--- DATA EXCERPTS ---
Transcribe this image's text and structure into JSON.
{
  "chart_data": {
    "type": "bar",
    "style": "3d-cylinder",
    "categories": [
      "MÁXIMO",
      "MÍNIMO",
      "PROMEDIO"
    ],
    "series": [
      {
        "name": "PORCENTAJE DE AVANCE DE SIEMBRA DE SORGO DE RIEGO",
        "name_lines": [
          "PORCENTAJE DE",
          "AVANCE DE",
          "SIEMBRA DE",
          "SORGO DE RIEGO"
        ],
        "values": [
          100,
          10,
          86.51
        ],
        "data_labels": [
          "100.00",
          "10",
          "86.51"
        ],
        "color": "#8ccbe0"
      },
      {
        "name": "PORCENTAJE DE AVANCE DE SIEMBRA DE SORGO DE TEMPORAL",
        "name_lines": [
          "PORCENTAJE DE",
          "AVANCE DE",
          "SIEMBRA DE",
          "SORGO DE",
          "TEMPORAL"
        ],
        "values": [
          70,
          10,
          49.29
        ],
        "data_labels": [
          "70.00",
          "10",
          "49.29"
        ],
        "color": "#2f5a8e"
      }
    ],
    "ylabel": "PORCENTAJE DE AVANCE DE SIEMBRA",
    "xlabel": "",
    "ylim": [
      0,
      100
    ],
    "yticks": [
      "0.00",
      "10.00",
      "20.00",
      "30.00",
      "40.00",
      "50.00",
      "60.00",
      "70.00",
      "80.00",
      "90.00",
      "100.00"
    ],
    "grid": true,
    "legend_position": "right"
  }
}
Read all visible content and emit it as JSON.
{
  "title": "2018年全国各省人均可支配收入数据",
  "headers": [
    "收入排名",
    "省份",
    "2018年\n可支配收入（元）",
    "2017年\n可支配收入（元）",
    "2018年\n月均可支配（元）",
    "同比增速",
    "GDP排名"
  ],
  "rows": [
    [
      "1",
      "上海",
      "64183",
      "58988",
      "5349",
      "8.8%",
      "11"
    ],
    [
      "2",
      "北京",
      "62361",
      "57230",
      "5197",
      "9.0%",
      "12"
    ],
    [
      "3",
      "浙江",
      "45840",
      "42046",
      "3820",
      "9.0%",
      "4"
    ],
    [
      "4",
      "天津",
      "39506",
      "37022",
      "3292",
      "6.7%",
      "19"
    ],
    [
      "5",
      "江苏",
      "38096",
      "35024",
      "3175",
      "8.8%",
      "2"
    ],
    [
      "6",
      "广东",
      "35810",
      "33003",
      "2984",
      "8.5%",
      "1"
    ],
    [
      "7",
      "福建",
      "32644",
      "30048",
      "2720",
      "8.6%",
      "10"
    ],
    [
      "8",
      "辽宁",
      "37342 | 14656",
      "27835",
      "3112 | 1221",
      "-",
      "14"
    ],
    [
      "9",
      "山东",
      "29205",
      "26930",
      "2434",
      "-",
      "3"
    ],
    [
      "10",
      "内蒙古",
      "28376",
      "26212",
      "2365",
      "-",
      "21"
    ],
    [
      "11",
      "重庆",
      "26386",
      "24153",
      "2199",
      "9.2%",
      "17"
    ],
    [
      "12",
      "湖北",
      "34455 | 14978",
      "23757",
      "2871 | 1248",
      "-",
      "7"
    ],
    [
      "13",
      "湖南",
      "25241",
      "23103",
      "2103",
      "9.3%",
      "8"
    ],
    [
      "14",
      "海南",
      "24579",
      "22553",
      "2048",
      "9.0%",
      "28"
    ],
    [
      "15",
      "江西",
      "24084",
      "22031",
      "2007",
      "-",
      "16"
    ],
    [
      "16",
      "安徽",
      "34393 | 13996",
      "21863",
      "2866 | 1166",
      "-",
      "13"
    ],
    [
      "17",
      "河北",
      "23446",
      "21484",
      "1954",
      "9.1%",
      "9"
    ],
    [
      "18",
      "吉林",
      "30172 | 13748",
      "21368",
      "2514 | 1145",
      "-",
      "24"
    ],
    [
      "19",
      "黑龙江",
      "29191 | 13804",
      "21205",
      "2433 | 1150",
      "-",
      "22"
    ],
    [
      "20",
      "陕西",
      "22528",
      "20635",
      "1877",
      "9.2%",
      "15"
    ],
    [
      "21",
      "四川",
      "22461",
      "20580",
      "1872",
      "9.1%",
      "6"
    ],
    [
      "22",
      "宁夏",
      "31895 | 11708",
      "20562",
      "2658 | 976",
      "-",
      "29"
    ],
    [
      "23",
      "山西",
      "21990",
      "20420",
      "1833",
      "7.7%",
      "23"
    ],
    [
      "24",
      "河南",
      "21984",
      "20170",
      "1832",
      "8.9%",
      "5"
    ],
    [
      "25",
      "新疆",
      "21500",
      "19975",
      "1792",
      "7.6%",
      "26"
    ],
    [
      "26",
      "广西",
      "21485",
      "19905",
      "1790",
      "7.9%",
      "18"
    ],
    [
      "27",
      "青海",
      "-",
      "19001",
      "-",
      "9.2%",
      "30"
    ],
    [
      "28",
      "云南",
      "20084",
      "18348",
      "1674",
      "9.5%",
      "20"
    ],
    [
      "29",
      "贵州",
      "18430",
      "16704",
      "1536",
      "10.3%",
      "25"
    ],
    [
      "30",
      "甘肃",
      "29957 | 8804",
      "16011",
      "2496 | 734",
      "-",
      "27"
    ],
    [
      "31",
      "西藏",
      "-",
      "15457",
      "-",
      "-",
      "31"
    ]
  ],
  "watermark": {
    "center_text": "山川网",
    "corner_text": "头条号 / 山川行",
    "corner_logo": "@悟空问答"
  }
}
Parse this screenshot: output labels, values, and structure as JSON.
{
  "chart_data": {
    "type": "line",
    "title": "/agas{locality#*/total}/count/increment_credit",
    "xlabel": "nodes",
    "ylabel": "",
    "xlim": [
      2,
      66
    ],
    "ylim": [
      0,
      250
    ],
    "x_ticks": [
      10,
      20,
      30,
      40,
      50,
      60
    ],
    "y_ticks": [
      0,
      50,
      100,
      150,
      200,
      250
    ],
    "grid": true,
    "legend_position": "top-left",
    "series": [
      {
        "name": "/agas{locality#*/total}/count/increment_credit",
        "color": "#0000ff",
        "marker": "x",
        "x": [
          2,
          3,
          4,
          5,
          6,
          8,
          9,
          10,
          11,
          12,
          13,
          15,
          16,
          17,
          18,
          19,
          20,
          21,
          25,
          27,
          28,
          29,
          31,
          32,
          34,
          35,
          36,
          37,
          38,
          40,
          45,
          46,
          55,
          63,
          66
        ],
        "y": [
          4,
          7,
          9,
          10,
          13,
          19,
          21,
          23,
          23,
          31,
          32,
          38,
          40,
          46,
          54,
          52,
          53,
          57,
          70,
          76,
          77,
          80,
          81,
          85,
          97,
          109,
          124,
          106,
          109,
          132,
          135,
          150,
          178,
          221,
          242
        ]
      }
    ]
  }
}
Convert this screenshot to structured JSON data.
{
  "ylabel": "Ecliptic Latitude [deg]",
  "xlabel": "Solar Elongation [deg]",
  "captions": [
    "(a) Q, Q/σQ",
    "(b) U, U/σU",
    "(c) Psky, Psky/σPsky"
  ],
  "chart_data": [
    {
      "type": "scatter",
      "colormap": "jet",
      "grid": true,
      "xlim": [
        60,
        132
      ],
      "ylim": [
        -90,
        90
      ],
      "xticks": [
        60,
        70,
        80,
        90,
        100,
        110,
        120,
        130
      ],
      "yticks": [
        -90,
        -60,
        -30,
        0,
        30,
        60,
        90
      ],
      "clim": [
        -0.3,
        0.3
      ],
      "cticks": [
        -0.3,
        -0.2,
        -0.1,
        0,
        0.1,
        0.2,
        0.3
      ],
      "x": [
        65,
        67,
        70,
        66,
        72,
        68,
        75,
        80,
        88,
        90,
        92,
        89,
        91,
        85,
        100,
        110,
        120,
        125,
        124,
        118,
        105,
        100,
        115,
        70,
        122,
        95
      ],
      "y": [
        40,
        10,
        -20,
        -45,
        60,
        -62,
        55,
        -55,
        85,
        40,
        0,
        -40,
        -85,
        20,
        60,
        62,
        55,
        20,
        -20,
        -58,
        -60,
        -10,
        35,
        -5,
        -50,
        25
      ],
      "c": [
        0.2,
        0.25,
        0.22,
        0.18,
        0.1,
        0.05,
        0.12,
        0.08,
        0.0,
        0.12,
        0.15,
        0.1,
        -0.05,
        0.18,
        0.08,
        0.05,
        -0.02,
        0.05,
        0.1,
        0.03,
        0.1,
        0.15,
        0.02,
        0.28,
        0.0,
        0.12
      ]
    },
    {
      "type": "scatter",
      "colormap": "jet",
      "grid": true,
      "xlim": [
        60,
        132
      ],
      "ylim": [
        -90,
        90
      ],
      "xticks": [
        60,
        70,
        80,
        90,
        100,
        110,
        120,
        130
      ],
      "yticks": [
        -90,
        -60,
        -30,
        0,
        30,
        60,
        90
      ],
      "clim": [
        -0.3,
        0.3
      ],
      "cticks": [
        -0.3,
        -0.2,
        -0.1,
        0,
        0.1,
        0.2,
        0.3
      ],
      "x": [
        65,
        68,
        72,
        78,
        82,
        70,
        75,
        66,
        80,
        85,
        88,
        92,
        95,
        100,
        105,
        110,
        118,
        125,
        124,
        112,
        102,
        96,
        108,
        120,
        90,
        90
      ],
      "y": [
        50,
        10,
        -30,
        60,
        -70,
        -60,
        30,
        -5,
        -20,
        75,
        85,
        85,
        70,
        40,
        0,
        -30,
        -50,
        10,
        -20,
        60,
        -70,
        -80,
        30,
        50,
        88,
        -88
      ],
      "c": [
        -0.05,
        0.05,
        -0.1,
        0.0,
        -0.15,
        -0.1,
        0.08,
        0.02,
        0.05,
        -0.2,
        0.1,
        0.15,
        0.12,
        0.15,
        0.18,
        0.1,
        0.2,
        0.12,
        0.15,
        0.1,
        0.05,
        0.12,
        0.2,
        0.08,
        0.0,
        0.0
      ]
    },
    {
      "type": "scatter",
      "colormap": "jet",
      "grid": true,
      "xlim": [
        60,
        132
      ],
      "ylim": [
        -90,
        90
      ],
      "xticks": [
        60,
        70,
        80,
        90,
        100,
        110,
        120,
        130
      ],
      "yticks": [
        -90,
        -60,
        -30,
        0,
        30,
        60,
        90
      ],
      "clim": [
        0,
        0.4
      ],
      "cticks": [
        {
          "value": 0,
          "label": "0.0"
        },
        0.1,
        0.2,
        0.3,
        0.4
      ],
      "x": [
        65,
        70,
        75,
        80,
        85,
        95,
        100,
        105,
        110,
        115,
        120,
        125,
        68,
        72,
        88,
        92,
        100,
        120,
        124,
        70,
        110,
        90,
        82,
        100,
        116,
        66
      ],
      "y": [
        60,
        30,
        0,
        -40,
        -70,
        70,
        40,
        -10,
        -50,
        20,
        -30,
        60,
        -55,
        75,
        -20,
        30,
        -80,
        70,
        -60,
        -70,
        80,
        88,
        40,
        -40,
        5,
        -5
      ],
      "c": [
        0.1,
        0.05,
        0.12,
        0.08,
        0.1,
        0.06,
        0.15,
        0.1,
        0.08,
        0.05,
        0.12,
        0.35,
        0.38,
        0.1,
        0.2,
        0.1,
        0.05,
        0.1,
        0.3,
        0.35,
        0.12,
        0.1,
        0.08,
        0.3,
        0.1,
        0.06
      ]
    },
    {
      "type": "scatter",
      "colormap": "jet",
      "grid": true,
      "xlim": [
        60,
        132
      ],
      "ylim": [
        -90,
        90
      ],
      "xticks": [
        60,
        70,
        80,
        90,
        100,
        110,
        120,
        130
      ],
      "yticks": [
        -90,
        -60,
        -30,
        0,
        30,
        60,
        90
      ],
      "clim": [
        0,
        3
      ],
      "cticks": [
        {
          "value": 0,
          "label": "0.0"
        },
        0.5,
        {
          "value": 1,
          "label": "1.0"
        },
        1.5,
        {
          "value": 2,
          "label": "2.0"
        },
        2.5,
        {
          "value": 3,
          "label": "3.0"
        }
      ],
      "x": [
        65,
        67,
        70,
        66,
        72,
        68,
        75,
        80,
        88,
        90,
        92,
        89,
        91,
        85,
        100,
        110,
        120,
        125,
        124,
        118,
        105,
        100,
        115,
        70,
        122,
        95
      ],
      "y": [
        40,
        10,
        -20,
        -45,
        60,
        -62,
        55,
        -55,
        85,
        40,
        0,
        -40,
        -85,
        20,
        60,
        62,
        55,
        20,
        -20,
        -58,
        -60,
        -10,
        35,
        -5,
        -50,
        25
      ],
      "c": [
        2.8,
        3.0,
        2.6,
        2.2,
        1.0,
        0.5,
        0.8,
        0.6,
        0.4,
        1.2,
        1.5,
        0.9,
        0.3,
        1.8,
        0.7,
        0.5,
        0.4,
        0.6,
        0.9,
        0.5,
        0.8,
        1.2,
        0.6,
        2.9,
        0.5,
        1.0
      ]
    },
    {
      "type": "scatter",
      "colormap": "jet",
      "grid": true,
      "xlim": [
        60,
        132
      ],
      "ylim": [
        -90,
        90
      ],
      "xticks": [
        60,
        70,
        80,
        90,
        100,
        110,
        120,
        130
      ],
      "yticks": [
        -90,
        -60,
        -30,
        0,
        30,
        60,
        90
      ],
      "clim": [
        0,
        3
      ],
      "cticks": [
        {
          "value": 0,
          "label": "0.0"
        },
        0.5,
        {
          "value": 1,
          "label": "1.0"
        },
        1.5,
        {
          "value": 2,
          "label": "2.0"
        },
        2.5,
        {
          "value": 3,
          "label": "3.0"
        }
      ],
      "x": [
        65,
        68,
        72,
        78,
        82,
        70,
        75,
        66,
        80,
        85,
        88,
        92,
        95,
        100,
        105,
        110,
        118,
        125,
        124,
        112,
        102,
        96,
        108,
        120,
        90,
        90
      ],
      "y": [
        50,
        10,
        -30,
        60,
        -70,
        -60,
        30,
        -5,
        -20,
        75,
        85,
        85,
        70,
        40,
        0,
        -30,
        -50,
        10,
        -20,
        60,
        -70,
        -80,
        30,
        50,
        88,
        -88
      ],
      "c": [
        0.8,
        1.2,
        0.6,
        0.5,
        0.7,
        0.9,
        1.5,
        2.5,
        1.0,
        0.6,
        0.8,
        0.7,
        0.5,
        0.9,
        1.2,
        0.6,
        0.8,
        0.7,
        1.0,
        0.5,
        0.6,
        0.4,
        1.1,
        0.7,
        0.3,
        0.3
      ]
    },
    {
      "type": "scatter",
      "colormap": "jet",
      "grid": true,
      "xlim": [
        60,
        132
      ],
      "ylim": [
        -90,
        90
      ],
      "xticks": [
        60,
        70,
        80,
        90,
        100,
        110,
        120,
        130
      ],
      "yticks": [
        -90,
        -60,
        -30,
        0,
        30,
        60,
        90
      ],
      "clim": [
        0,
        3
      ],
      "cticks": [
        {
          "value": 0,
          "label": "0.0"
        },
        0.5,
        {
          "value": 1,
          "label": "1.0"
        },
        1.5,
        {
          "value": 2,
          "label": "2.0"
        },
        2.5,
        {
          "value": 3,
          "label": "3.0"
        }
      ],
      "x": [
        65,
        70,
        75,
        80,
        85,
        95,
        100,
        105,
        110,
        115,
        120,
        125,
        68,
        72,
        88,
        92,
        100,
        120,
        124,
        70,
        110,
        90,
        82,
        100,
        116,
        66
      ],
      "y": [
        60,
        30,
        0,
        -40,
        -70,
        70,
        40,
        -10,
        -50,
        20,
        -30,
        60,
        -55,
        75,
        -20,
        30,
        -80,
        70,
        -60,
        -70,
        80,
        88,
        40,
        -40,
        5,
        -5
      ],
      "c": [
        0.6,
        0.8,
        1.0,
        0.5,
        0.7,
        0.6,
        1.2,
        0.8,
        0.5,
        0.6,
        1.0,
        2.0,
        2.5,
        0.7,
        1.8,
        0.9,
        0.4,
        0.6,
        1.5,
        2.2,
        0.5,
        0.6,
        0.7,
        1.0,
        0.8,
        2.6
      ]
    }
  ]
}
---
*EXERCISE:* Search the data for "this" and list every line in which it occurs.

*EXPECTED OUTPUT:*
Transcribe this image's text and structure into JSON.
Parse this screenshot: output labels, values, and structure as JSON.
Convert this screenshot to structured JSON data.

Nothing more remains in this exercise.